YOUR TASK: Examine the entries below, count the lines holding the string "horizontal", and respond with the number only.

######

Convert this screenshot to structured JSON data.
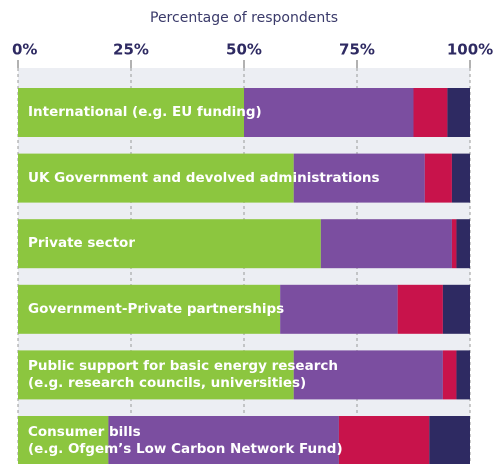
{
  "chart_data": {
    "type": "stacked-bar-horizontal",
    "xlabel": "Percentage of respondents",
    "categories": [
      "International (e.g. EU funding)",
      "UK Government and devolved administrations",
      "Private sector",
      "Government-Private partnerships",
      "Public support for basic energy research\n(e.g. research councils, universities)",
      "Consumer bills\n(e.g. Ofgem’s Low Carbon Network Fund)"
    ],
    "series": [
      {
        "color": "#8cc63f",
        "values": [
          50,
          61,
          67,
          58,
          61,
          20
        ]
      },
      {
        "color": "#7b4ea0",
        "values": [
          37.5,
          29,
          29,
          26,
          33,
          51
        ]
      },
      {
        "color": "#c8134b",
        "values": [
          7.5,
          6,
          1,
          10,
          3,
          20
        ]
      },
      {
        "color": "#2e2a62",
        "values": [
          5,
          4,
          3,
          6,
          3,
          9
        ]
      }
    ],
    "xlim": [
      0,
      100
    ],
    "xticks": [
      {
        "value": 0,
        "label": "0%"
      },
      {
        "value": 25,
        "label": "25%"
      },
      {
        "value": 50,
        "label": "50%"
      },
      {
        "value": 75,
        "label": "75%"
      },
      {
        "value": 100,
        "label": "100%"
      }
    ],
    "grid": true
  }
}
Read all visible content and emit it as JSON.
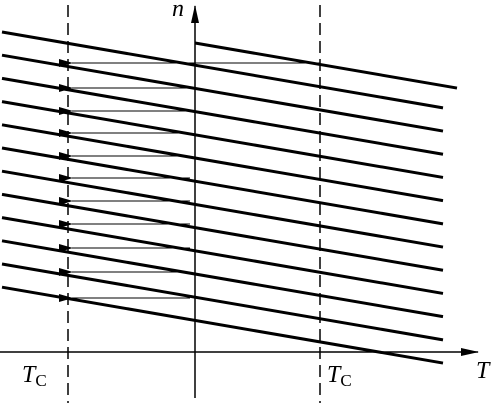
{
  "axes": {
    "vertical": "n",
    "horizontal": "T"
  },
  "markers": [
    {
      "symbol": "T",
      "subscript": "C"
    },
    {
      "symbol": "T",
      "subscript": "C"
    }
  ]
}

######

OUTPUT: 2